▶ [DIRECTIONS]
Where a picture appears in the data below, exclude it; restate everything else word for word.

[PROVIDED DATA — start]

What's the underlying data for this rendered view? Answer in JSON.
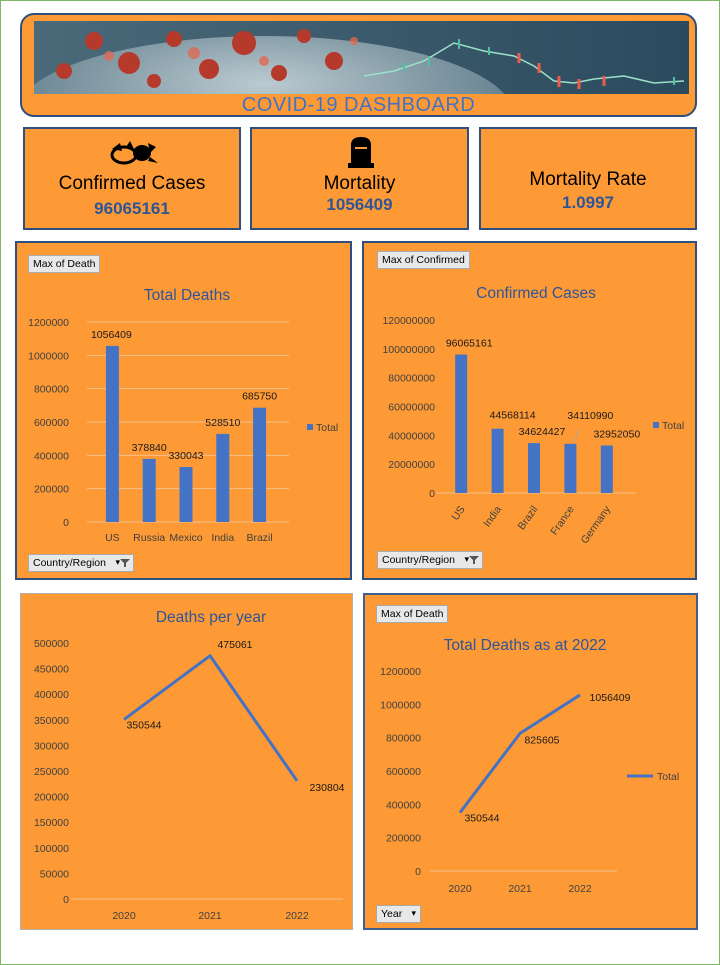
{
  "dashboard": {
    "title": "COVID-19 DASHBOARD"
  },
  "kpis": [
    {
      "label": "Confirmed Cases",
      "value": "96065161",
      "icon": "virus-icon"
    },
    {
      "label": "Mortality",
      "value": "1056409",
      "icon": "tombstone-icon"
    },
    {
      "label": "Mortality Rate",
      "value": "1.0997"
    }
  ],
  "pivot_buttons": {
    "deaths_value_field": "Max of Death",
    "deaths_axis_field": "Country/Region",
    "confirmed_value_field": "Max of Confirmed",
    "confirmed_axis_field": "Country/Region",
    "total_deaths_value_field": "Max of Death",
    "total_deaths_axis_field": "Year"
  },
  "colors": {
    "panel": "#fd9a36",
    "series": "#4472c4",
    "title": "#2f5597",
    "border": "#2f4f7f"
  },
  "chart_data": [
    {
      "type": "bar",
      "title": "Total Deaths",
      "categories": [
        "US",
        "Russia",
        "Mexico",
        "India",
        "Brazil"
      ],
      "series": [
        {
          "name": "Total",
          "values": [
            1056409,
            378840,
            330043,
            528510,
            685750
          ]
        }
      ],
      "ylim": [
        0,
        1200000
      ],
      "yticks": [
        0,
        200000,
        400000,
        600000,
        800000,
        1000000,
        1200000
      ],
      "legend": "right",
      "grid": true
    },
    {
      "type": "bar",
      "title": "Confirmed Cases",
      "categories": [
        "US",
        "India",
        "Brazil",
        "France",
        "Germany"
      ],
      "series": [
        {
          "name": "Total",
          "values": [
            96065161,
            44568114,
            34624427,
            34110990,
            32952050
          ]
        }
      ],
      "ylim": [
        0,
        120000000
      ],
      "yticks": [
        0,
        20000000,
        40000000,
        60000000,
        80000000,
        100000000,
        120000000
      ],
      "legend": "right",
      "grid": false
    },
    {
      "type": "line",
      "title": "Deaths per year",
      "categories": [
        "2020",
        "2021",
        "2022"
      ],
      "series": [
        {
          "values": [
            350544,
            475061,
            230804
          ]
        }
      ],
      "ylim": [
        0,
        500000
      ],
      "yticks": [
        0,
        50000,
        100000,
        150000,
        200000,
        250000,
        300000,
        350000,
        400000,
        450000,
        500000
      ],
      "legend": "none",
      "grid": false
    },
    {
      "type": "line",
      "title": "Total Deaths as at 2022",
      "categories": [
        "2020",
        "2021",
        "2022"
      ],
      "series": [
        {
          "name": "Total",
          "values": [
            350544,
            825605,
            1056409
          ]
        }
      ],
      "ylim": [
        0,
        1200000
      ],
      "yticks": [
        0,
        200000,
        400000,
        600000,
        800000,
        1000000,
        1200000
      ],
      "legend": "right",
      "grid": false
    }
  ]
}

[PROVIDED DATA — finish]

▶ [YOUR SOLUTION]
What's the underlying data for this rendered view? Answer in JSON.
{
  "dashboard": {
    "title": "COVID-19 DASHBOARD"
  },
  "kpis": [
    {
      "label": "Confirmed Cases",
      "value": "96065161",
      "icon": "virus-icon"
    },
    {
      "label": "Mortality",
      "value": "1056409",
      "icon": "tombstone-icon"
    },
    {
      "label": "Mortality Rate",
      "value": "1.0997"
    }
  ],
  "pivot_buttons": {
    "deaths_value_field": "Max of Death",
    "deaths_axis_field": "Country/Region",
    "confirmed_value_field": "Max of Confirmed",
    "confirmed_axis_field": "Country/Region",
    "total_deaths_value_field": "Max of Death",
    "total_deaths_axis_field": "Year"
  },
  "colors": {
    "panel": "#fd9a36",
    "series": "#4472c4",
    "title": "#2f5597",
    "border": "#2f4f7f"
  },
  "chart_data": [
    {
      "type": "bar",
      "title": "Total Deaths",
      "categories": [
        "US",
        "Russia",
        "Mexico",
        "India",
        "Brazil"
      ],
      "series": [
        {
          "name": "Total",
          "values": [
            1056409,
            378840,
            330043,
            528510,
            685750
          ]
        }
      ],
      "ylim": [
        0,
        1200000
      ],
      "yticks": [
        0,
        200000,
        400000,
        600000,
        800000,
        1000000,
        1200000
      ],
      "legend": "right",
      "grid": true
    },
    {
      "type": "bar",
      "title": "Confirmed Cases",
      "categories": [
        "US",
        "India",
        "Brazil",
        "France",
        "Germany"
      ],
      "series": [
        {
          "name": "Total",
          "values": [
            96065161,
            44568114,
            34624427,
            34110990,
            32952050
          ]
        }
      ],
      "ylim": [
        0,
        120000000
      ],
      "yticks": [
        0,
        20000000,
        40000000,
        60000000,
        80000000,
        100000000,
        120000000
      ],
      "legend": "right",
      "grid": false
    },
    {
      "type": "line",
      "title": "Deaths per year",
      "categories": [
        "2020",
        "2021",
        "2022"
      ],
      "series": [
        {
          "values": [
            350544,
            475061,
            230804
          ]
        }
      ],
      "ylim": [
        0,
        500000
      ],
      "yticks": [
        0,
        50000,
        100000,
        150000,
        200000,
        250000,
        300000,
        350000,
        400000,
        450000,
        500000
      ],
      "legend": "none",
      "grid": false
    },
    {
      "type": "line",
      "title": "Total Deaths as at 2022",
      "categories": [
        "2020",
        "2021",
        "2022"
      ],
      "series": [
        {
          "name": "Total",
          "values": [
            350544,
            825605,
            1056409
          ]
        }
      ],
      "ylim": [
        0,
        1200000
      ],
      "yticks": [
        0,
        200000,
        400000,
        600000,
        800000,
        1000000,
        1200000
      ],
      "legend": "right",
      "grid": false
    }
  ]
}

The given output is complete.